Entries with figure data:
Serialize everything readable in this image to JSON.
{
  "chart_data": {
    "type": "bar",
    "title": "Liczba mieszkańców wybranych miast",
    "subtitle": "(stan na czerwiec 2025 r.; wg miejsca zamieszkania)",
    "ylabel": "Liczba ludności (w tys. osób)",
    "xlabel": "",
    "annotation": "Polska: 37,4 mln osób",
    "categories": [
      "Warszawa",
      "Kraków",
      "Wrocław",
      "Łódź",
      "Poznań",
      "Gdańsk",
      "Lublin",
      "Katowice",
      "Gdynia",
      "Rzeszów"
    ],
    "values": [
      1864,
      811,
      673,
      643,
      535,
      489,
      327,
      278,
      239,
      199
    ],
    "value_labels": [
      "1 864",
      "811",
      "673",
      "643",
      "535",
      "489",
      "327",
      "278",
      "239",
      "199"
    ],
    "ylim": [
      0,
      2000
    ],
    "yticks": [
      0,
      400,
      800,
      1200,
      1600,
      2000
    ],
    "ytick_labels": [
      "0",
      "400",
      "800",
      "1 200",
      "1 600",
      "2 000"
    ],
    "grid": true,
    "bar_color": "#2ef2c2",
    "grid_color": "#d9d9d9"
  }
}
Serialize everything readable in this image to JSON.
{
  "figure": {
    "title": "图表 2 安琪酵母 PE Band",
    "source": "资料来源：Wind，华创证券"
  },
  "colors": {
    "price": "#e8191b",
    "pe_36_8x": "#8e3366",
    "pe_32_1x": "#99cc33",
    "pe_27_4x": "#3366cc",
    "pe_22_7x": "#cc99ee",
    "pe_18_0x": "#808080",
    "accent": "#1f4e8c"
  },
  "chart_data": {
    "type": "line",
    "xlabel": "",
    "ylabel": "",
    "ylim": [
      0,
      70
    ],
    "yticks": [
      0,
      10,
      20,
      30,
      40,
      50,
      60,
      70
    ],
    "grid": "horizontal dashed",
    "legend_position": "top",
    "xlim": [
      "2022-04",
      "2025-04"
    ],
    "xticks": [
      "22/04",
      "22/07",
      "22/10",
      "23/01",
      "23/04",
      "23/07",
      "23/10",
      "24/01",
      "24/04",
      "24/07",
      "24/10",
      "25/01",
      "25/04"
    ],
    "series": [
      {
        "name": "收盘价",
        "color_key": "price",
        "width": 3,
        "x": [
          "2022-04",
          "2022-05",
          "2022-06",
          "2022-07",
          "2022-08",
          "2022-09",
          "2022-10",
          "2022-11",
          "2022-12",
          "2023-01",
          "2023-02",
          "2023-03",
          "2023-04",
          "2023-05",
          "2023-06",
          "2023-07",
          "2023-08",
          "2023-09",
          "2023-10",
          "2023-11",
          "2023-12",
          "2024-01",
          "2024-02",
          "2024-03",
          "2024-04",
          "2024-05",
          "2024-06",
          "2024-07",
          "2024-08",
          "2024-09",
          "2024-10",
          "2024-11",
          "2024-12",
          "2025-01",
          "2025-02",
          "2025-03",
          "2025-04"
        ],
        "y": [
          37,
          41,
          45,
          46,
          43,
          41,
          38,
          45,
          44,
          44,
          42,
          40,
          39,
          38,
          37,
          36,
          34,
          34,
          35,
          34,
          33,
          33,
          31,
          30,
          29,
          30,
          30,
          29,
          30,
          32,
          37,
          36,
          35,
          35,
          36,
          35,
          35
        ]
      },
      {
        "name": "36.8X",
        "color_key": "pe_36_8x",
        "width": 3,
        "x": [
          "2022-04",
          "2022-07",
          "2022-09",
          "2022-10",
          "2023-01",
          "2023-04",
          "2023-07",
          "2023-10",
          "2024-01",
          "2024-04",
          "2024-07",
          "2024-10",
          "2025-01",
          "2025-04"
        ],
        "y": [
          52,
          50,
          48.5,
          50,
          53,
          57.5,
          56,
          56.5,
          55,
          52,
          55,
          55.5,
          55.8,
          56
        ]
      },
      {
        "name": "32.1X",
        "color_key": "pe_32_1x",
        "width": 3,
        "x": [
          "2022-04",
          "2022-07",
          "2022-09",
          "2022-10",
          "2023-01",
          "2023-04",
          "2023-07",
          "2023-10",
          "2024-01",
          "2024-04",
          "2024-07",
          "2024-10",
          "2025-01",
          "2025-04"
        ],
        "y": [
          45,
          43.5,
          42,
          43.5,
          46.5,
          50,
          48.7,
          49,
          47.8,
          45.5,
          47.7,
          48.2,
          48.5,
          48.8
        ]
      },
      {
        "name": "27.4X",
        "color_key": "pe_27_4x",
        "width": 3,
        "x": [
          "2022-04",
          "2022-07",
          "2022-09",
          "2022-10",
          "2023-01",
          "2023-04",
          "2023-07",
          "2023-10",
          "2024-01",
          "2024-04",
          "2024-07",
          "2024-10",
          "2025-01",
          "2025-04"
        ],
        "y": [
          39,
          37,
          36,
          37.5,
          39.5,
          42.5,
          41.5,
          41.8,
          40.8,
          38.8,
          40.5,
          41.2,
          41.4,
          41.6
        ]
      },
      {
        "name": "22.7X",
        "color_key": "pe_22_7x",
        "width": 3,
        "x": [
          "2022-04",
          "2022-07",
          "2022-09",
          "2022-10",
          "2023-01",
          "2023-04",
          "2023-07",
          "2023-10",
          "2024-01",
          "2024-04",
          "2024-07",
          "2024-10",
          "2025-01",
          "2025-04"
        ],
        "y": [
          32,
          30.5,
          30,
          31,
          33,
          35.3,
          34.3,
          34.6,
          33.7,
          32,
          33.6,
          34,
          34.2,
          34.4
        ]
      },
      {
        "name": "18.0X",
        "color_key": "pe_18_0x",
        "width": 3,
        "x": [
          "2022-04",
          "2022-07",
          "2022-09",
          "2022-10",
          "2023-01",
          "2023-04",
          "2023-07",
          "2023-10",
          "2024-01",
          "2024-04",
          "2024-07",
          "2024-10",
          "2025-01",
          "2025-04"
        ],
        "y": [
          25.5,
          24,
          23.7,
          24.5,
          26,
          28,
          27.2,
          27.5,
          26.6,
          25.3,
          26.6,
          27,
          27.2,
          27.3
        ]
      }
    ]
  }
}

Work required | Set down the entries verbatim, leaving none out.

Answer for the task |
Serialize everything readable in this image to JSON.
{
  "chart_data": {
    "type": "bar",
    "title": "Liczba mieszkańców wybranych miast",
    "subtitle": "(stan na czerwiec 2025 r.; wg miejsca zamieszkania)",
    "ylabel": "Liczba ludności (w tys. osób)",
    "xlabel": "",
    "annotation": "Polska: 37,4 mln osób",
    "categories": [
      "Warszawa",
      "Kraków",
      "Wrocław",
      "Łódź",
      "Poznań",
      "Gdańsk",
      "Lublin",
      "Katowice",
      "Gdynia",
      "Rzeszów"
    ],
    "values": [
      1864,
      811,
      673,
      643,
      535,
      489,
      327,
      278,
      239,
      199
    ],
    "value_labels": [
      "1 864",
      "811",
      "673",
      "643",
      "535",
      "489",
      "327",
      "278",
      "239",
      "199"
    ],
    "ylim": [
      0,
      2000
    ],
    "yticks": [
      0,
      400,
      800,
      1200,
      1600,
      2000
    ],
    "ytick_labels": [
      "0",
      "400",
      "800",
      "1 200",
      "1 600",
      "2 000"
    ],
    "grid": true,
    "bar_color": "#2ef2c2",
    "grid_color": "#d9d9d9"
  }
}
Serialize everything readable in this image to JSON.
{
  "figure": {
    "title": "图表 2 安琪酵母 PE Band",
    "source": "资料来源：Wind，华创证券"
  },
  "colors": {
    "price": "#e8191b",
    "pe_36_8x": "#8e3366",
    "pe_32_1x": "#99cc33",
    "pe_27_4x": "#3366cc",
    "pe_22_7x": "#cc99ee",
    "pe_18_0x": "#808080",
    "accent": "#1f4e8c"
  },
  "chart_data": {
    "type": "line",
    "xlabel": "",
    "ylabel": "",
    "ylim": [
      0,
      70
    ],
    "yticks": [
      0,
      10,
      20,
      30,
      40,
      50,
      60,
      70
    ],
    "grid": "horizontal dashed",
    "legend_position": "top",
    "xlim": [
      "2022-04",
      "2025-04"
    ],
    "xticks": [
      "22/04",
      "22/07",
      "22/10",
      "23/01",
      "23/04",
      "23/07",
      "23/10",
      "24/01",
      "24/04",
      "24/07",
      "24/10",
      "25/01",
      "25/04"
    ],
    "series": [
      {
        "name": "收盘价",
        "color_key": "price",
        "width": 3,
        "x": [
          "2022-04",
          "2022-05",
          "2022-06",
          "2022-07",
          "2022-08",
          "2022-09",
          "2022-10",
          "2022-11",
          "2022-12",
          "2023-01",
          "2023-02",
          "2023-03",
          "2023-04",
          "2023-05",
          "2023-06",
          "2023-07",
          "2023-08",
          "2023-09",
          "2023-10",
          "2023-11",
          "2023-12",
          "2024-01",
          "2024-02",
          "2024-03",
          "2024-04",
          "2024-05",
          "2024-06",
          "2024-07",
          "2024-08",
          "2024-09",
          "2024-10",
          "2024-11",
          "2024-12",
          "2025-01",
          "2025-02",
          "2025-03",
          "2025-04"
        ],
        "y": [
          37,
          41,
          45,
          46,
          43,
          41,
          38,
          45,
          44,
          44,
          42,
          40,
          39,
          38,
          37,
          36,
          34,
          34,
          35,
          34,
          33,
          33,
          31,
          30,
          29,
          30,
          30,
          29,
          30,
          32,
          37,
          36,
          35,
          35,
          36,
          35,
          35
        ]
      },
      {
        "name": "36.8X",
        "color_key": "pe_36_8x",
        "width": 3,
        "x": [
          "2022-04",
          "2022-07",
          "2022-09",
          "2022-10",
          "2023-01",
          "2023-04",
          "2023-07",
          "2023-10",
          "2024-01",
          "2024-04",
          "2024-07",
          "2024-10",
          "2025-01",
          "2025-04"
        ],
        "y": [
          52,
          50,
          48.5,
          50,
          53,
          57.5,
          56,
          56.5,
          55,
          52,
          55,
          55.5,
          55.8,
          56
        ]
      },
      {
        "name": "32.1X",
        "color_key": "pe_32_1x",
        "width": 3,
        "x": [
          "2022-04",
          "2022-07",
          "2022-09",
          "2022-10",
          "2023-01",
          "2023-04",
          "2023-07",
          "2023-10",
          "2024-01",
          "2024-04",
          "2024-07",
          "2024-10",
          "2025-01",
          "2025-04"
        ],
        "y": [
          45,
          43.5,
          42,
          43.5,
          46.5,
          50,
          48.7,
          49,
          47.8,
          45.5,
          47.7,
          48.2,
          48.5,
          48.8
        ]
      },
      {
        "name": "27.4X",
        "color_key": "pe_27_4x",
        "width": 3,
        "x": [
          "2022-04",
          "2022-07",
          "2022-09",
          "2022-10",
          "2023-01",
          "2023-04",
          "2023-07",
          "2023-10",
          "2024-01",
          "2024-04",
          "2024-07",
          "2024-10",
          "2025-01",
          "2025-04"
        ],
        "y": [
          39,
          37,
          36,
          37.5,
          39.5,
          42.5,
          41.5,
          41.8,
          40.8,
          38.8,
          40.5,
          41.2,
          41.4,
          41.6
        ]
      },
      {
        "name": "22.7X",
        "color_key": "pe_22_7x",
        "width": 3,
        "x": [
          "2022-04",
          "2022-07",
          "2022-09",
          "2022-10",
          "2023-01",
          "2023-04",
          "2023-07",
          "2023-10",
          "2024-01",
          "2024-04",
          "2024-07",
          "2024-10",
          "2025-01",
          "2025-04"
        ],
        "y": [
          32,
          30.5,
          30,
          31,
          33,
          35.3,
          34.3,
          34.6,
          33.7,
          32,
          33.6,
          34,
          34.2,
          34.4
        ]
      },
      {
        "name": "18.0X",
        "color_key": "pe_18_0x",
        "width": 3,
        "x": [
          "2022-04",
          "2022-07",
          "2022-09",
          "2022-10",
          "2023-01",
          "2023-04",
          "2023-07",
          "2023-10",
          "2024-01",
          "2024-04",
          "2024-07",
          "2024-10",
          "2025-01",
          "2025-04"
        ],
        "y": [
          25.5,
          24,
          23.7,
          24.5,
          26,
          28,
          27.2,
          27.5,
          26.6,
          25.3,
          26.6,
          27,
          27.2,
          27.3
        ]
      }
    ]
  }
}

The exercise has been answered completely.